* **Goal**: Reproduce all of the listing below without alteration.

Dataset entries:
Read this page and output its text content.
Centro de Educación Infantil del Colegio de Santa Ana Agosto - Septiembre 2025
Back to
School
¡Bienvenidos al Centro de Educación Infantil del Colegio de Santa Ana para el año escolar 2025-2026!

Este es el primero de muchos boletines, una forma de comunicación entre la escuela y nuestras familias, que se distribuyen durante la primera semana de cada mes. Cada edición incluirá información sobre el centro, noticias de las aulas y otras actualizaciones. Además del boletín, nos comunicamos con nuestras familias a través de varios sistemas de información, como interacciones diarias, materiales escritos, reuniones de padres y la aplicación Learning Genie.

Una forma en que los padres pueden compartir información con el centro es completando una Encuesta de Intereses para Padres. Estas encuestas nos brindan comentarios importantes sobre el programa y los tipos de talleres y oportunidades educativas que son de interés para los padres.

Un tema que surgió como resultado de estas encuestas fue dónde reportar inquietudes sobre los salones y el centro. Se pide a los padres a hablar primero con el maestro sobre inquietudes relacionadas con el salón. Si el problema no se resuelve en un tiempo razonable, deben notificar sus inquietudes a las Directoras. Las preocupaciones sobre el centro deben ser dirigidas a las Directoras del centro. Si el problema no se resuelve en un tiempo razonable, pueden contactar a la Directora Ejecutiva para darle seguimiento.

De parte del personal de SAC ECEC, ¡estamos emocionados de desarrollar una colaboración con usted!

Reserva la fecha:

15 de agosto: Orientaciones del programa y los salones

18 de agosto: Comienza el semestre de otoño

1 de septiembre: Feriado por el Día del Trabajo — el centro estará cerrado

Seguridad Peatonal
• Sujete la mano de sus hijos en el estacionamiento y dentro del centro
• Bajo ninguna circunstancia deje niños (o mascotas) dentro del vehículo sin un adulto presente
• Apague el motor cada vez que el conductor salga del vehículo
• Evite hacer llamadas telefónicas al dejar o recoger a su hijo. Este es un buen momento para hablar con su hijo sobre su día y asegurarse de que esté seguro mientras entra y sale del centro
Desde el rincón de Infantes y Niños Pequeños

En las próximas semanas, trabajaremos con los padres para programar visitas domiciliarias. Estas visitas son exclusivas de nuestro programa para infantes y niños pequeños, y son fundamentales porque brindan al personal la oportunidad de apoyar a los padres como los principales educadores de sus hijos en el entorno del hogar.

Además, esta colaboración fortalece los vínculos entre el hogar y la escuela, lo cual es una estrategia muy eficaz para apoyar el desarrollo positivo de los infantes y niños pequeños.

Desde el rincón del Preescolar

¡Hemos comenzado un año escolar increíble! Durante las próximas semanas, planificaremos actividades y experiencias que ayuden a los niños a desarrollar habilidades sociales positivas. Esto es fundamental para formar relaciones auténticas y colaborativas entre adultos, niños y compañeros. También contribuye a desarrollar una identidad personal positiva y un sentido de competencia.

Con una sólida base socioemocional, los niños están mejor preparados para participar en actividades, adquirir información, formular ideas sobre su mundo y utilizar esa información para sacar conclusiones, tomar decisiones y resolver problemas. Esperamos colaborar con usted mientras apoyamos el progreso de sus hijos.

* **Reply**:
Read this page and output its text content.
Centro de Educación Infantil del Colegio de Santa Ana Agosto - Septiembre 2025
Back to
School
¡Bienvenidos al Centro de Educación Infantil del Colegio de Santa Ana para el año escolar 2025-2026!

Este es el primero de muchos boletines, una forma de comunicación entre la escuela y nuestras familias, que se distribuyen durante la primera semana de cada mes. Cada edición incluirá información sobre el centro, noticias de las aulas y otras actualizaciones. Además del boletín, nos comunicamos con nuestras familias a través de varios sistemas de información, como interacciones diarias, materiales escritos, reuniones de padres y la aplicación Learning Genie.

Una forma en que los padres pueden compartir información con el centro es completando una Encuesta de Intereses para Padres. Estas encuestas nos brindan comentarios importantes sobre el programa y los tipos de talleres y oportunidades educativas que son de interés para los padres.

Un tema que surgió como resultado de estas encuestas fue dónde reportar inquietudes sobre los salones y el centro. Se pide a los padres a hablar primero con el maestro sobre inquietudes relacionadas con el salón. Si el problema no se resuelve en un tiempo razonable, deben notificar sus inquietudes a las Directoras. Las preocupaciones sobre el centro deben ser dirigidas a las Directoras del centro. Si el problema no se resuelve en un tiempo razonable, pueden contactar a la Directora Ejecutiva para darle seguimiento.

De parte del personal de SAC ECEC, ¡estamos emocionados de desarrollar una colaboración con usted!

Reserva la fecha:

15 de agosto: Orientaciones del programa y los salones

18 de agosto: Comienza el semestre de otoño

1 de septiembre: Feriado por el Día del Trabajo — el centro estará cerrado

Seguridad Peatonal
• Sujete la mano de sus hijos en el estacionamiento y dentro del centro
• Bajo ninguna circunstancia deje niños (o mascotas) dentro del vehículo sin un adulto presente
• Apague el motor cada vez que el conductor salga del vehículo
• Evite hacer llamadas telefónicas al dejar o recoger a su hijo. Este es un buen momento para hablar con su hijo sobre su día y asegurarse de que esté seguro mientras entra y sale del centro
Desde el rincón de Infantes y Niños Pequeños

En las próximas semanas, trabajaremos con los padres para programar visitas domiciliarias. Estas visitas son exclusivas de nuestro programa para infantes y niños pequeños, y son fundamentales porque brindan al personal la oportunidad de apoyar a los padres como los principales educadores de sus hijos en el entorno del hogar.

Además, esta colaboración fortalece los vínculos entre el hogar y la escuela, lo cual es una estrategia muy eficaz para apoyar el desarrollo positivo de los infantes y niños pequeños.

Desde el rincón del Preescolar

¡Hemos comenzado un año escolar increíble! Durante las próximas semanas, planificaremos actividades y experiencias que ayuden a los niños a desarrollar habilidades sociales positivas. Esto es fundamental para formar relaciones auténticas y colaborativas entre adultos, niños y compañeros. También contribuye a desarrollar una identidad personal positiva y un sentido de competencia.

Con una sólida base socioemocional, los niños están mejor preparados para participar en actividades, adquirir información, formular ideas sobre su mundo y utilizar esa información para sacar conclusiones, tomar decisiones y resolver problemas. Esperamos colaborar con usted mientras apoyamos el progreso de sus hijos.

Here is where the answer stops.